Exercise description: Your task is to repeat the lines below exactly, excluding any pictures they contain.

Data for processing:
* begin *
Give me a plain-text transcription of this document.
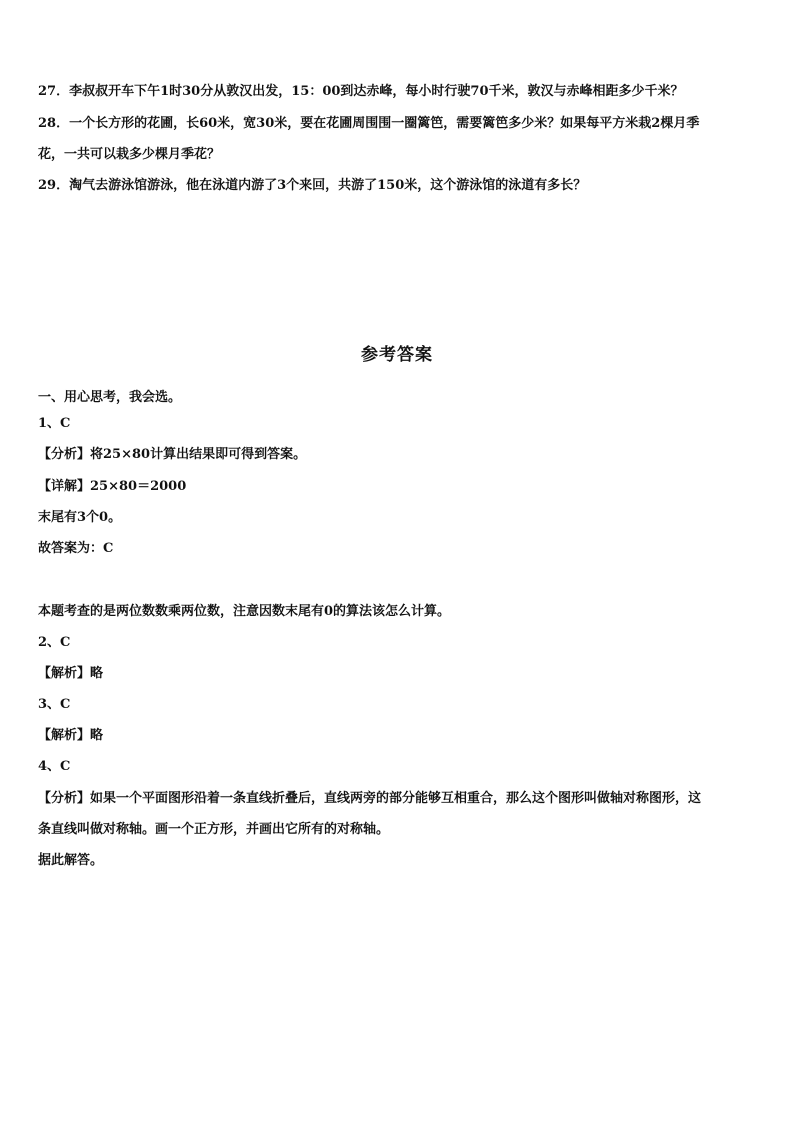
27．李叔叔开车下午1时30分从敦汉出发，15：00到达赤峰，每小时行驶70千米，敦汉与赤峰相距多少千米？
28．一个长方形的花圃，长60米，宽30米，要在花圃周围围一圈篱笆，需要篱笆多少米？如果每平方米栽2棵月季
花，一共可以栽多少棵月季花？
29．淘气去游泳馆游泳，他在泳道内游了3个来回，共游了150米，这个游泳馆的泳道有多长？
参考答案
一、用心思考，我会选。
1、C
【分析】将25×80计算出结果即可得到答案。
【详解】25×80＝2000
末尾有3个0。
故答案为：C
本题考查的是两位数数乘两位数，注意因数末尾有0的算法该怎么计算。
2、C
【解析】略
3、C
【解析】略
4、C
【分析】如果一个平面图形沿着一条直线折叠后，直线两旁的部分能够互相重合，那么这个图形叫做轴对称图形，这
条直线叫做对称轴。画一个正方形，并画出它所有的对称轴。
据此解答。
* end *
Completed exercise:
Give me a plain-text transcription of this document.
27．李叔叔开车下午1时30分从敦汉出发，15：00到达赤峰，每小时行驶70千米，敦汉与赤峰相距多少千米？
28．一个长方形的花圃，长60米，宽30米，要在花圃周围围一圈篱笆，需要篱笆多少米？如果每平方米栽2棵月季
花，一共可以栽多少棵月季花？
29．淘气去游泳馆游泳，他在泳道内游了3个来回，共游了150米，这个游泳馆的泳道有多长？
参考答案
一、用心思考，我会选。
1、C
【分析】将25×80计算出结果即可得到答案。
【详解】25×80＝2000
末尾有3个0。
故答案为：C
本题考查的是两位数数乘两位数，注意因数末尾有0的算法该怎么计算。
2、C
【解析】略
3、C
【解析】略
4、C
【分析】如果一个平面图形沿着一条直线折叠后，直线两旁的部分能够互相重合，那么这个图形叫做轴对称图形，这
条直线叫做对称轴。画一个正方形，并画出它所有的对称轴。
据此解答。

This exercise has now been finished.